▸ Exercise directions: Search the records below for the word "сведений". Pull out each line that has it.

────────────────────

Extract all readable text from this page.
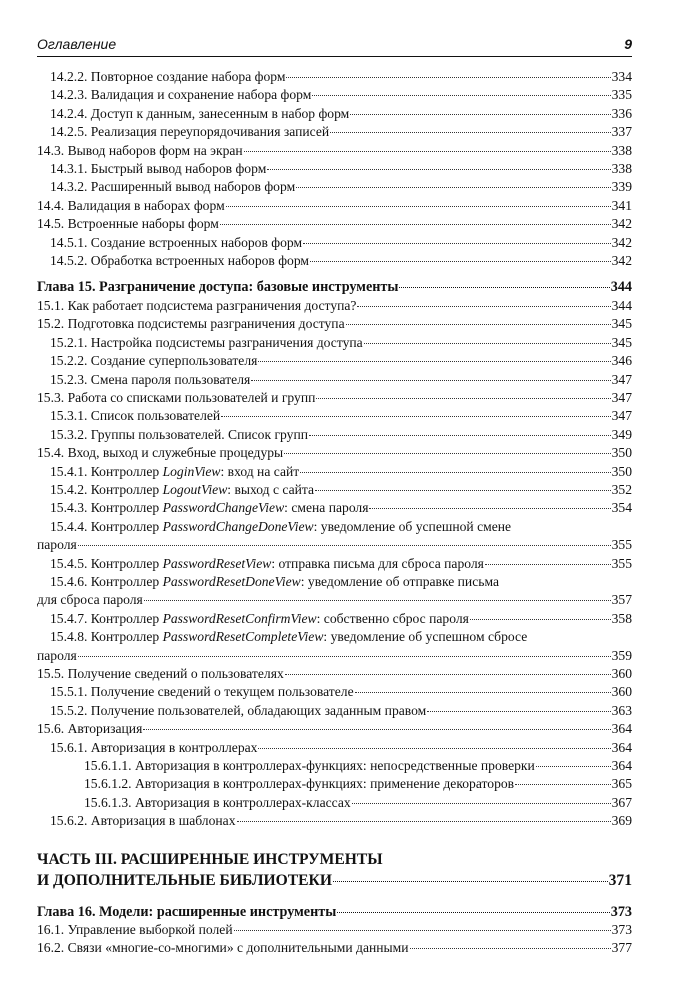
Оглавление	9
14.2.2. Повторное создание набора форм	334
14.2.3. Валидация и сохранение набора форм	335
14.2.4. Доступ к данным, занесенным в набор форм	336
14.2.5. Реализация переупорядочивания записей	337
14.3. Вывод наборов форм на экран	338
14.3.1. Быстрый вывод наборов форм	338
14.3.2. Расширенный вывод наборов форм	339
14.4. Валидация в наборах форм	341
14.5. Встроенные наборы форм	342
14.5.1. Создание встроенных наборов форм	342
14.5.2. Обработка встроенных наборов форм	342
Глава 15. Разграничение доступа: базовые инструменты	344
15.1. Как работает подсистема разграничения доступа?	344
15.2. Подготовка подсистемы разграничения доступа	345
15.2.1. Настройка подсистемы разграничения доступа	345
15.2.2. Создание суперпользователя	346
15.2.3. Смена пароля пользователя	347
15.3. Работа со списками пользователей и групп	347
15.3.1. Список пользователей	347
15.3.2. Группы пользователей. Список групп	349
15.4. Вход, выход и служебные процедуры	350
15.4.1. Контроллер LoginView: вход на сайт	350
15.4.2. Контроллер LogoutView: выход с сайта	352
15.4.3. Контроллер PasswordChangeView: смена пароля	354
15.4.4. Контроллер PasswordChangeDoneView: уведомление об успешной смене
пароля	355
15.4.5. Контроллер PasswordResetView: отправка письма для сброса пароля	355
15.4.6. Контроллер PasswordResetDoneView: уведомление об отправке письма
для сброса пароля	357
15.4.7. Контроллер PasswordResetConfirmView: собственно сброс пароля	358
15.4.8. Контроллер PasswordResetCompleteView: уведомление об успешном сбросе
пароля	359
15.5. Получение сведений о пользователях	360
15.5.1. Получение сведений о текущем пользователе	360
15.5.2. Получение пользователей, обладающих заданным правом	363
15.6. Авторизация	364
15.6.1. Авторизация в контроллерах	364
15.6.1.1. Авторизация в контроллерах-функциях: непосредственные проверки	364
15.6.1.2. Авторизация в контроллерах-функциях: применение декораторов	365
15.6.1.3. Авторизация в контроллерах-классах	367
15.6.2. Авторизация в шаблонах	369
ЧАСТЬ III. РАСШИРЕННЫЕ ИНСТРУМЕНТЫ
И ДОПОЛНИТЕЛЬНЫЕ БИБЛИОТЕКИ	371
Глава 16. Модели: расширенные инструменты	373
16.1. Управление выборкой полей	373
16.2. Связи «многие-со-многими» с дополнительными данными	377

────────────────────

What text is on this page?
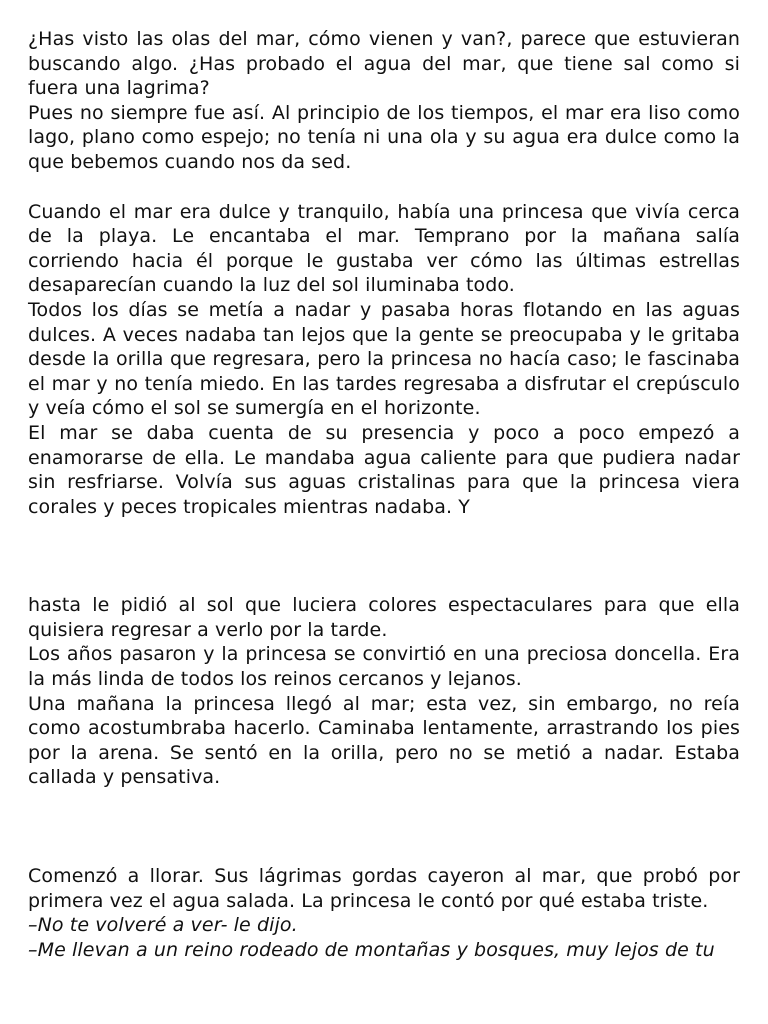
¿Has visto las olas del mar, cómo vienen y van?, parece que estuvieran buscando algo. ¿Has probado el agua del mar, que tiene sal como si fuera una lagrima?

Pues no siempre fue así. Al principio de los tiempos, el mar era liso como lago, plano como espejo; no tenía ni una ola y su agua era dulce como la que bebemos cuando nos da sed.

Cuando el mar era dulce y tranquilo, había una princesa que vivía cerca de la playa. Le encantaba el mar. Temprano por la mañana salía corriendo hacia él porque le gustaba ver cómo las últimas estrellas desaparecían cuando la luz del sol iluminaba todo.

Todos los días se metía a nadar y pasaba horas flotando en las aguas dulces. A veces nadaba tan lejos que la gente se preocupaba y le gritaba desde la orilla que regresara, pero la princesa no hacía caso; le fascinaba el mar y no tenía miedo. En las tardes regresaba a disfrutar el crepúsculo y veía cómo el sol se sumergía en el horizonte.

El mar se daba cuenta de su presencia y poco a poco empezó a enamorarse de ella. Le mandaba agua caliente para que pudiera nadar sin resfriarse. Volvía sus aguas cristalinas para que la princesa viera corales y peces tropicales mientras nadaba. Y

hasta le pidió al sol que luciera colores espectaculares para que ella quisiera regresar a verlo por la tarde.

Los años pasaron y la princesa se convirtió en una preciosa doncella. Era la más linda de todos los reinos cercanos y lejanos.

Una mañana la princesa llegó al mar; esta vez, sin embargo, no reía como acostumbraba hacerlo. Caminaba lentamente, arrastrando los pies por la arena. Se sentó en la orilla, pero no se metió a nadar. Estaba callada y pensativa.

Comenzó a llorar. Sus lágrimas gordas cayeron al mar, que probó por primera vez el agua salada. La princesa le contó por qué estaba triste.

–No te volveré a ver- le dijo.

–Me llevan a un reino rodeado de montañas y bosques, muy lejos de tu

────────────────────

▸ Full output:
15.5. Получение сведений о пользователях	360
15.5.1. Получение сведений о текущем пользователе	360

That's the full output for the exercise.